ФРАГМЕНТ ДОКУМЕНТА →
----
Ответ на этот вопрос малоутешителен. Ибо дело здесь не в очередном социальном заблуждении, а в поистине растительной приспособляемости известной части „диалектически мыслящих" интеллектуалов к политическим обстоятельствам. Новые мифы не только позволяют им безболезненно забыть свое прошлое, списав собственные преступления за счет издержек философского поиска, но и выгодно эксплуатировать эти мифы себе на материальную потребу.
К сожалению, не отстает от них и наш брат, разумеется, из тех, кто поплоше, но посмекалистее. Вчерашние религиозные неофиты, принципиальные противники однопартийной системы и организованной экономики, отчаянные сионисты вдруг оборачиваются здесь закоренелыми неомарксистами, сторонниками „третьего пути", горячими поклонниками дела палестинского освобождения. Писатели без книг, философы без идей, политики без мировоззрения, они сделали моральную эластичность своей профессией, начисто выхолостив из памяти цели и пафос того самоотверженного движения, из которого вышли. Расценивая свои подлинные или мнимые заслуги перед оставленным отечеством не как вынужденную дань борьбе, а как чековую книжку на получателя, они используют в своих корыстных целях все трагические противоречия современного мира: национализм, антисемитизм, религии. Теперь не редкость, когда очередной эмигрантский вояжер последнего призыва прежде, чем дать кому-либо интервью о политзаключенных или правах человека, заложив ножку на ножку, деловито заявляет: „Деньги на бочку!"
----
Данные анализа разметки документа
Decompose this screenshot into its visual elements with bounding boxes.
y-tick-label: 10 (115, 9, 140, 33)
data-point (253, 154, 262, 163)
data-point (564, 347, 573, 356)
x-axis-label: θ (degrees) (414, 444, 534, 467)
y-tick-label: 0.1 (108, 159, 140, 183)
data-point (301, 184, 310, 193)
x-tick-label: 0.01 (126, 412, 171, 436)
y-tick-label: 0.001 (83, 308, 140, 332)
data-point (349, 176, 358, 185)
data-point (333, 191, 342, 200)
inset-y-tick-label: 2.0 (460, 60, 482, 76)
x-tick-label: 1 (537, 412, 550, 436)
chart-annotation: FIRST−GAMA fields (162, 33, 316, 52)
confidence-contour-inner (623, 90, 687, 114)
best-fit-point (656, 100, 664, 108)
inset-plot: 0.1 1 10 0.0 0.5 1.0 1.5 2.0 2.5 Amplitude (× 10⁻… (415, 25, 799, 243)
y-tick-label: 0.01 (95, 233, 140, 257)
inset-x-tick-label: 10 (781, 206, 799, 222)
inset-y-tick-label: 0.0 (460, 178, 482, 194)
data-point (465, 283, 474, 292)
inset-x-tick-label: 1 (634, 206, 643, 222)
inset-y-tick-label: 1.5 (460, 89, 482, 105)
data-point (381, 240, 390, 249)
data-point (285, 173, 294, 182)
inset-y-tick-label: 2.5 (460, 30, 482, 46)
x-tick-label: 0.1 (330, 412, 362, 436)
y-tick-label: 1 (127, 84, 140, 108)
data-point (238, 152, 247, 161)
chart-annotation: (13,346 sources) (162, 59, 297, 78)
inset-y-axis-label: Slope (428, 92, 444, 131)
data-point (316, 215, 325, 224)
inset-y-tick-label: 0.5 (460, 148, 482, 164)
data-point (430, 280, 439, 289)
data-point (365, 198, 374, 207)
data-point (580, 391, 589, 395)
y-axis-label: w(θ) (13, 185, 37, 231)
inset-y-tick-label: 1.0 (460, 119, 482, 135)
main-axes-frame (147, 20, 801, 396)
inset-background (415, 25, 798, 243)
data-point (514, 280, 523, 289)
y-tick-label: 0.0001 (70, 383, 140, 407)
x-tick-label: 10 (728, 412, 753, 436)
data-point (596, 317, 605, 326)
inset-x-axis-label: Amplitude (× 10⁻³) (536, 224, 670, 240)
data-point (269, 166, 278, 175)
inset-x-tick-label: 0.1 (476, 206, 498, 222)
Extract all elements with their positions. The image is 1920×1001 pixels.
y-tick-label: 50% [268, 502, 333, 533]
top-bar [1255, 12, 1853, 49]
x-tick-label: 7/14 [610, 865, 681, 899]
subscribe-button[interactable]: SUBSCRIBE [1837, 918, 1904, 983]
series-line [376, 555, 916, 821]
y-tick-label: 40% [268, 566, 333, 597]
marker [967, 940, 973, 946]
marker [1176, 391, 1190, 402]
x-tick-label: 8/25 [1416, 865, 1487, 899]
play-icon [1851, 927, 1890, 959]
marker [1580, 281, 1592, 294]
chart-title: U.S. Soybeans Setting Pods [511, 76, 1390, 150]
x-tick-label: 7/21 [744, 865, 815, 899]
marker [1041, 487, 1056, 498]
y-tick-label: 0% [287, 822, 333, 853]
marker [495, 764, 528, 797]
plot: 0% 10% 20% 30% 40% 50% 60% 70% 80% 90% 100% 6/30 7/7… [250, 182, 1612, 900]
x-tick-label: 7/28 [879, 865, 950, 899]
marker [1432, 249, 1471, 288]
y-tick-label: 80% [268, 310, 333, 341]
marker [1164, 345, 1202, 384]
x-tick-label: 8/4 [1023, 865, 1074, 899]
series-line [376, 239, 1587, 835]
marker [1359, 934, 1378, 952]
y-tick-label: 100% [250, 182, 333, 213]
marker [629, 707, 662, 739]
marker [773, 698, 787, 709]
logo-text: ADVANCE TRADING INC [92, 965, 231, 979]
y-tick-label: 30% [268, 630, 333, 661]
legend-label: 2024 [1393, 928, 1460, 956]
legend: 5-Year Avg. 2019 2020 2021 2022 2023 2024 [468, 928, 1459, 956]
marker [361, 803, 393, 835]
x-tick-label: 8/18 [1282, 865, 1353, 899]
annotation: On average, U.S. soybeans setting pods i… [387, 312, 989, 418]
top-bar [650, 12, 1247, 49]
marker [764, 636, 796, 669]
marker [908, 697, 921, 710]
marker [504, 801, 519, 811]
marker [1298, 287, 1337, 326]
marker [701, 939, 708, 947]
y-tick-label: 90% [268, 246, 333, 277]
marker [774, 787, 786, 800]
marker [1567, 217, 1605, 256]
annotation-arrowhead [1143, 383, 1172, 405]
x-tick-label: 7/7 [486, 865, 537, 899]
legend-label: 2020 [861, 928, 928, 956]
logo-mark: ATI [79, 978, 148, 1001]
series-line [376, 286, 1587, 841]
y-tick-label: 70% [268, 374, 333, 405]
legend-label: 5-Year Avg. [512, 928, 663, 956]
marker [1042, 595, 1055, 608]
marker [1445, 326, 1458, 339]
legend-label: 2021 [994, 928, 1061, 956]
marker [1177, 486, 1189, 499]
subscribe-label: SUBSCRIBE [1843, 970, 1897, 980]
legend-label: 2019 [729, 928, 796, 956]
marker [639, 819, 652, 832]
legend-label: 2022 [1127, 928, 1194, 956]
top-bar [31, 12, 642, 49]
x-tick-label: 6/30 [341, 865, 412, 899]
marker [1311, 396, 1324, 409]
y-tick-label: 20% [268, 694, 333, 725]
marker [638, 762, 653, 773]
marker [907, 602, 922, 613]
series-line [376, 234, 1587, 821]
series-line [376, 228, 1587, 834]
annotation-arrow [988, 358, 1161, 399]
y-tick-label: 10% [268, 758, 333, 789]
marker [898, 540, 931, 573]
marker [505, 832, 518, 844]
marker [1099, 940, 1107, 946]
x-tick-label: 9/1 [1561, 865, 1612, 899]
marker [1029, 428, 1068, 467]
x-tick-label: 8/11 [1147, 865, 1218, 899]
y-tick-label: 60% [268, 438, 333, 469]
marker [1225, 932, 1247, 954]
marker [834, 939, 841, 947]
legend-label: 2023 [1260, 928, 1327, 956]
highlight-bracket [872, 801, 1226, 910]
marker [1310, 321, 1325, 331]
----
УСЛОВИЕ ЗАДАНИЯ →
Перечислите все «трагические противоречия современного мира», которые, согласно фрагменту документа выше, используются в корыстных целях.

РАЗБОР РЕШЕНИЯ →
- национализм
- антисемитизм
- религии